EXERCISE TASK: Pull out every line containing the string "withdrawals".

#### TASK INPUT

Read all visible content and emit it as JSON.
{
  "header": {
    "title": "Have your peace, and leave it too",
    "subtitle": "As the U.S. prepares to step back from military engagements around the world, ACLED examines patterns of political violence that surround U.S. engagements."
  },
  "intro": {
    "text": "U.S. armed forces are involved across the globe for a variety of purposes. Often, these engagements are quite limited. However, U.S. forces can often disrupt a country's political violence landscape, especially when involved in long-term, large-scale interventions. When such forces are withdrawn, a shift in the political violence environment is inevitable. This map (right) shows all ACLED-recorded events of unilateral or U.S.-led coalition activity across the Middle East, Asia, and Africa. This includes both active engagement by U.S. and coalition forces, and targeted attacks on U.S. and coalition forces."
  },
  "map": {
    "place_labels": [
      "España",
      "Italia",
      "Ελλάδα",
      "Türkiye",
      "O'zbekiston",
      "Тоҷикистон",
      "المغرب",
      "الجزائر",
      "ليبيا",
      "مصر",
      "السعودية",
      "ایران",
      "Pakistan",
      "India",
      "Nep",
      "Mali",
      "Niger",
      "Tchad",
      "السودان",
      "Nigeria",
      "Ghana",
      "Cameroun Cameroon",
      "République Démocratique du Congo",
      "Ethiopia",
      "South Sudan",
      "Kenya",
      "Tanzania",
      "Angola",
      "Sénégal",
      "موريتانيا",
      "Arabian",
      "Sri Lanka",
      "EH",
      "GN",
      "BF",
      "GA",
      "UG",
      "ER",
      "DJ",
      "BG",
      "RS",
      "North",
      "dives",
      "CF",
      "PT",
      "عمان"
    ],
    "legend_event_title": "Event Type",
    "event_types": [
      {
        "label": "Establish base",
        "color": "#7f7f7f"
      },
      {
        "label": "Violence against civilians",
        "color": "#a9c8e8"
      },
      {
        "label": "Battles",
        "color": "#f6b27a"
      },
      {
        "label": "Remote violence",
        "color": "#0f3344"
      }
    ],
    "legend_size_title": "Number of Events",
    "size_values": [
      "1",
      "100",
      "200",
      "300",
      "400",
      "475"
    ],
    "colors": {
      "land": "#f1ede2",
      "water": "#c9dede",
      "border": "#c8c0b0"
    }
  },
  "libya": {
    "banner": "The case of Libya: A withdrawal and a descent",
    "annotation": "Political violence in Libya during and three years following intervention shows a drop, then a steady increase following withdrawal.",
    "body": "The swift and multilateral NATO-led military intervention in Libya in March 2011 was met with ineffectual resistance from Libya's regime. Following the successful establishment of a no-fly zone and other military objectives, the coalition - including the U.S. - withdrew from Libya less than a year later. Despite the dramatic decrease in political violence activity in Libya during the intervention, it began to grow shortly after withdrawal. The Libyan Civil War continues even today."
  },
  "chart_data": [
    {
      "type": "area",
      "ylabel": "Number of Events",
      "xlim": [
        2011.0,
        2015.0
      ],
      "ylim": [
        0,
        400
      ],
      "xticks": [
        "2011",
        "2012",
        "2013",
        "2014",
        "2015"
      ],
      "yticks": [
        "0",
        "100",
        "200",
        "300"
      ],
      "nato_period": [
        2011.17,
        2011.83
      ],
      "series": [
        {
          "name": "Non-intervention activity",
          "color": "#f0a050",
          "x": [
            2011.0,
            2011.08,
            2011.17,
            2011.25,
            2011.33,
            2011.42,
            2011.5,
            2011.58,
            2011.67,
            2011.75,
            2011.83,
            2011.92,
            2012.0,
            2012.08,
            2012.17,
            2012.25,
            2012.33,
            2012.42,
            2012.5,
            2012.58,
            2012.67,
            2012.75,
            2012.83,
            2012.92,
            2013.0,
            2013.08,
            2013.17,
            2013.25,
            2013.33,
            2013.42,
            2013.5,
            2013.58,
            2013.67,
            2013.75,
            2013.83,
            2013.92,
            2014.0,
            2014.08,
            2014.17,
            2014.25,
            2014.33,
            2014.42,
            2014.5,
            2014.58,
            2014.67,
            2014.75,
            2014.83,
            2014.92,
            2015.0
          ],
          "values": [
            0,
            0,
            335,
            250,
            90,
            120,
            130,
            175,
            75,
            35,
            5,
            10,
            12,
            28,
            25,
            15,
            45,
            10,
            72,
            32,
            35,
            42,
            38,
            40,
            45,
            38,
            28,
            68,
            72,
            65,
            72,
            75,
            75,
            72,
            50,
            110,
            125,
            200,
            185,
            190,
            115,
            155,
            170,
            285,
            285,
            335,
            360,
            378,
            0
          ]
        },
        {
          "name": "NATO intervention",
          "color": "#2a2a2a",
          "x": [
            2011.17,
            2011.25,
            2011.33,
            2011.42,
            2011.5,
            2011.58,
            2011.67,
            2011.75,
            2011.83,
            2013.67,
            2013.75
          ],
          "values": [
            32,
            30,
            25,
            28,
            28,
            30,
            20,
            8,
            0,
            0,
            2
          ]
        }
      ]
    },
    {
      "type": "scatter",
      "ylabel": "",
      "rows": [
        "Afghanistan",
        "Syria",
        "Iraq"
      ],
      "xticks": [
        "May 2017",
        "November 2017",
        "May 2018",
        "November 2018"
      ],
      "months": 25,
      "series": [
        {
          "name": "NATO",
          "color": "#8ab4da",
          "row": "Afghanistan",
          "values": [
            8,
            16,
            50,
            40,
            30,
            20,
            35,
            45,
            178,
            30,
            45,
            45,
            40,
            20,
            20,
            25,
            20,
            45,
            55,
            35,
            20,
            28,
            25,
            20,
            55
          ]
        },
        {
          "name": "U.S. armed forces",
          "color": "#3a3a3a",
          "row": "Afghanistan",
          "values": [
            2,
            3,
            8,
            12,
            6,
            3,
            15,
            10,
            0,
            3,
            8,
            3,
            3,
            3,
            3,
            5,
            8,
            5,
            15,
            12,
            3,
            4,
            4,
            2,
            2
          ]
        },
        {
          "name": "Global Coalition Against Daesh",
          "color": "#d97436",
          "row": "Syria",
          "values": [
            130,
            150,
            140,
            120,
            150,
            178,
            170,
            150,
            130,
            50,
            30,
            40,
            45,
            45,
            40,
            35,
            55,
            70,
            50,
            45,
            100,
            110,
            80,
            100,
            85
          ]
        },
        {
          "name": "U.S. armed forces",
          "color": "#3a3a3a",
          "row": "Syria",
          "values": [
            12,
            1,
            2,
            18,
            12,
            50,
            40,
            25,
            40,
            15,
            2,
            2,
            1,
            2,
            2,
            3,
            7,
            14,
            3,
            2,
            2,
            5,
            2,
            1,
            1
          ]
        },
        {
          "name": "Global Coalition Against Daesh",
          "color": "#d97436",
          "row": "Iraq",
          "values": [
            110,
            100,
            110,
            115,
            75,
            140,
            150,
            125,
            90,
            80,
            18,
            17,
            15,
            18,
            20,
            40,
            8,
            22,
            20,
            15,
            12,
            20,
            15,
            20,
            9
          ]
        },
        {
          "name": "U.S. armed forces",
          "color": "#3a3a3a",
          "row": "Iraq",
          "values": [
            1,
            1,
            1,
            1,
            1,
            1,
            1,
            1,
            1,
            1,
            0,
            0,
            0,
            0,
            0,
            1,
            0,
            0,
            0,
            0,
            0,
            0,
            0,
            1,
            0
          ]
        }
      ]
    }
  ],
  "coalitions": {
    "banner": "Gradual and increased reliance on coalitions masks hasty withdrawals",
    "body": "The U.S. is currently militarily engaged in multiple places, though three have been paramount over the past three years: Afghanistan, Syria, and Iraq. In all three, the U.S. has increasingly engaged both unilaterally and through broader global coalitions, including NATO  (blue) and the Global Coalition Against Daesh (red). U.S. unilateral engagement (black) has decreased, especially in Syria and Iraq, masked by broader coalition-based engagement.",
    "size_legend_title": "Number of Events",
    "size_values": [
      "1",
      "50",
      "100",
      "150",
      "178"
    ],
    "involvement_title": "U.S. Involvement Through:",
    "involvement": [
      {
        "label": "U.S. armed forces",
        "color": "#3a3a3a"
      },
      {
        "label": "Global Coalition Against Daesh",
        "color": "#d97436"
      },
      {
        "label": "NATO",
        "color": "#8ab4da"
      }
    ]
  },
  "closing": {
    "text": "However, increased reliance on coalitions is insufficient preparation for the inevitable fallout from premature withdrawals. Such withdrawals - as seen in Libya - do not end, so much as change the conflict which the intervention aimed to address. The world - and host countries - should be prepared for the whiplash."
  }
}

########

EXPECTED ANSWER:
    "banner": "Gradual and increased reliance on coalitions masks hasty withdrawals",
    "text": "However, increased reliance on coalitions is insufficient preparation for the inevitable fallout from premature withdrawals. Such withdrawals - as seen in Libya - do not end, so much as change the conflict which the intervention aimed to address. The world - and host countries - should be prepared for the whiplash."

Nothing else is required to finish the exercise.